● Requirements
Give the data a second time, exactly and in full.

──────── Given data

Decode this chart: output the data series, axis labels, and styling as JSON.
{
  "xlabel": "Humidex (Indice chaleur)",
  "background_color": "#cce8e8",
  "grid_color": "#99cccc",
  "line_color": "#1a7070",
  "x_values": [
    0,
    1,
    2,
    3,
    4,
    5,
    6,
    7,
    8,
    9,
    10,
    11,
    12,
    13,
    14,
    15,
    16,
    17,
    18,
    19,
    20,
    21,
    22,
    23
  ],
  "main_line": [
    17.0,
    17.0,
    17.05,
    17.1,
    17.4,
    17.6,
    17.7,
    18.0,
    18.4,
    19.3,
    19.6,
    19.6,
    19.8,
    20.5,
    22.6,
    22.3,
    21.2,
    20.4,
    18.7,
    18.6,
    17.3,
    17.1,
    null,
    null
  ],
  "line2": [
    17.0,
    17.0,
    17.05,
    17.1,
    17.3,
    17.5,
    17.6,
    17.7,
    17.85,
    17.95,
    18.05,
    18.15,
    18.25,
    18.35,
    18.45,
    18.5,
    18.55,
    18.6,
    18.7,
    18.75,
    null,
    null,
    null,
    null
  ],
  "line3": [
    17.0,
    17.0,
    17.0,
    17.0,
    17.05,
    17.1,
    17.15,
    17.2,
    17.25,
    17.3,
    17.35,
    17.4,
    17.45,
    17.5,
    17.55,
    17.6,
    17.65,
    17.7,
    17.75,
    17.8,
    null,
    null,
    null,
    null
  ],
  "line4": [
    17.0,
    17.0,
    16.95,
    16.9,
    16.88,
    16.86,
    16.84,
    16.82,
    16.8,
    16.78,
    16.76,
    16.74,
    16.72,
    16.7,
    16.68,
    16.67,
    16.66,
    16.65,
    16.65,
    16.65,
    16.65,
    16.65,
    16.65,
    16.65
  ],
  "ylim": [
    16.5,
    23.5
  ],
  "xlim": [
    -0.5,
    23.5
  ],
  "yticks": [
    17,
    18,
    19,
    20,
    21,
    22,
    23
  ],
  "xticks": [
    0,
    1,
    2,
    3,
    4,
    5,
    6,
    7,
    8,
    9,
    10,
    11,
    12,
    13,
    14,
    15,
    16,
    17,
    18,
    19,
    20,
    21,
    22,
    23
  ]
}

────────────────

● Correct answer
Decode this chart: output the data series, axis labels, and styling as JSON.
{
  "xlabel": "Humidex (Indice chaleur)",
  "background_color": "#cce8e8",
  "grid_color": "#99cccc",
  "line_color": "#1a7070",
  "x_values": [
    0,
    1,
    2,
    3,
    4,
    5,
    6,
    7,
    8,
    9,
    10,
    11,
    12,
    13,
    14,
    15,
    16,
    17,
    18,
    19,
    20,
    21,
    22,
    23
  ],
  "main_line": [
    17.0,
    17.0,
    17.05,
    17.1,
    17.4,
    17.6,
    17.7,
    18.0,
    18.4,
    19.3,
    19.6,
    19.6,
    19.8,
    20.5,
    22.6,
    22.3,
    21.2,
    20.4,
    18.7,
    18.6,
    17.3,
    17.1,
    null,
    null
  ],
  "line2": [
    17.0,
    17.0,
    17.05,
    17.1,
    17.3,
    17.5,
    17.6,
    17.7,
    17.85,
    17.95,
    18.05,
    18.15,
    18.25,
    18.35,
    18.45,
    18.5,
    18.55,
    18.6,
    18.7,
    18.75,
    null,
    null,
    null,
    null
  ],
  "line3": [
    17.0,
    17.0,
    17.0,
    17.0,
    17.05,
    17.1,
    17.15,
    17.2,
    17.25,
    17.3,
    17.35,
    17.4,
    17.45,
    17.5,
    17.55,
    17.6,
    17.65,
    17.7,
    17.75,
    17.8,
    null,
    null,
    null,
    null
  ],
  "line4": [
    17.0,
    17.0,
    16.95,
    16.9,
    16.88,
    16.86,
    16.84,
    16.82,
    16.8,
    16.78,
    16.76,
    16.74,
    16.72,
    16.7,
    16.68,
    16.67,
    16.66,
    16.65,
    16.65,
    16.65,
    16.65,
    16.65,
    16.65,
    16.65
  ],
  "ylim": [
    16.5,
    23.5
  ],
  "xlim": [
    -0.5,
    23.5
  ],
  "yticks": [
    17,
    18,
    19,
    20,
    21,
    22,
    23
  ],
  "xticks": [
    0,
    1,
    2,
    3,
    4,
    5,
    6,
    7,
    8,
    9,
    10,
    11,
    12,
    13,
    14,
    15,
    16,
    17,
    18,
    19,
    20,
    21,
    22,
    23
  ]
}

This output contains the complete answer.